━━━━━ LISTED ENTRIES ━━━━━
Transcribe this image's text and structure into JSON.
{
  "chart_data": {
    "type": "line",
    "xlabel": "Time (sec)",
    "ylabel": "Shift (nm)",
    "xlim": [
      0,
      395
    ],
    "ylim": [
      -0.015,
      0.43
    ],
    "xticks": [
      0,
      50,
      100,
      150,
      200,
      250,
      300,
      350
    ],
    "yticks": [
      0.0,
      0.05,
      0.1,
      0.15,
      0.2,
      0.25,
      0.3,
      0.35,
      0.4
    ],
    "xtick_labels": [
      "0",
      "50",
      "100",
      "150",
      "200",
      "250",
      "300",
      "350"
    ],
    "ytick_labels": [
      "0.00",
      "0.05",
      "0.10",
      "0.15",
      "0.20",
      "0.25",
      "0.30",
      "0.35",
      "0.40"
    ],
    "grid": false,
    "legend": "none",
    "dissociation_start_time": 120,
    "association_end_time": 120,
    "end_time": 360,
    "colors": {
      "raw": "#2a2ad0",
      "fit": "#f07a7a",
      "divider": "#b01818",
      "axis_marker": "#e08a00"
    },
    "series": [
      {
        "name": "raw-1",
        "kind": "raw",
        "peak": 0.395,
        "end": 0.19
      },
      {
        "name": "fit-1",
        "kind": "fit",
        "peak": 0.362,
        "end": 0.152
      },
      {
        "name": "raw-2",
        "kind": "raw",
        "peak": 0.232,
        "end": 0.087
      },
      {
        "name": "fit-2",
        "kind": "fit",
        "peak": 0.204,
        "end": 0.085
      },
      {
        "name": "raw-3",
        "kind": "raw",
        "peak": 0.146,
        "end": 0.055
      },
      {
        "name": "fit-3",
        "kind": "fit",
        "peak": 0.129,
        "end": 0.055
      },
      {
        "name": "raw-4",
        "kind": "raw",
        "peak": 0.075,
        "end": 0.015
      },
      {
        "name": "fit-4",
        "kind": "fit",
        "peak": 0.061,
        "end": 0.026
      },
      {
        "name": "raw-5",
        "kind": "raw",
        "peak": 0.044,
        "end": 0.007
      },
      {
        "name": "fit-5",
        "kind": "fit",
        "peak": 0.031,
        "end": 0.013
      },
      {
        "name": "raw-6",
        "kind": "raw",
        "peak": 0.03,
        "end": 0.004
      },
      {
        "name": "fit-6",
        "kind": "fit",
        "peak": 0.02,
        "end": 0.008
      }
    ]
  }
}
━━━━━
**WHAT NEEDS TO BE DONE:** Write out every record shown above, word for word.

**WRITTEN RESPONSE:**
Transcribe this image's text and structure into JSON.
{
  "chart_data": {
    "type": "line",
    "xlabel": "Time (sec)",
    "ylabel": "Shift (nm)",
    "xlim": [
      0,
      395
    ],
    "ylim": [
      -0.015,
      0.43
    ],
    "xticks": [
      0,
      50,
      100,
      150,
      200,
      250,
      300,
      350
    ],
    "yticks": [
      0.0,
      0.05,
      0.1,
      0.15,
      0.2,
      0.25,
      0.3,
      0.35,
      0.4
    ],
    "xtick_labels": [
      "0",
      "50",
      "100",
      "150",
      "200",
      "250",
      "300",
      "350"
    ],
    "ytick_labels": [
      "0.00",
      "0.05",
      "0.10",
      "0.15",
      "0.20",
      "0.25",
      "0.30",
      "0.35",
      "0.40"
    ],
    "grid": false,
    "legend": "none",
    "dissociation_start_time": 120,
    "association_end_time": 120,
    "end_time": 360,
    "colors": {
      "raw": "#2a2ad0",
      "fit": "#f07a7a",
      "divider": "#b01818",
      "axis_marker": "#e08a00"
    },
    "series": [
      {
        "name": "raw-1",
        "kind": "raw",
        "peak": 0.395,
        "end": 0.19
      },
      {
        "name": "fit-1",
        "kind": "fit",
        "peak": 0.362,
        "end": 0.152
      },
      {
        "name": "raw-2",
        "kind": "raw",
        "peak": 0.232,
        "end": 0.087
      },
      {
        "name": "fit-2",
        "kind": "fit",
        "peak": 0.204,
        "end": 0.085
      },
      {
        "name": "raw-3",
        "kind": "raw",
        "peak": 0.146,
        "end": 0.055
      },
      {
        "name": "fit-3",
        "kind": "fit",
        "peak": 0.129,
        "end": 0.055
      },
      {
        "name": "raw-4",
        "kind": "raw",
        "peak": 0.075,
        "end": 0.015
      },
      {
        "name": "fit-4",
        "kind": "fit",
        "peak": 0.061,
        "end": 0.026
      },
      {
        "name": "raw-5",
        "kind": "raw",
        "peak": 0.044,
        "end": 0.007
      },
      {
        "name": "fit-5",
        "kind": "fit",
        "peak": 0.031,
        "end": 0.013
      },
      {
        "name": "raw-6",
        "kind": "raw",
        "peak": 0.03,
        "end": 0.004
      },
      {
        "name": "fit-6",
        "kind": "fit",
        "peak": 0.02,
        "end": 0.008
      }
    ]
  }
}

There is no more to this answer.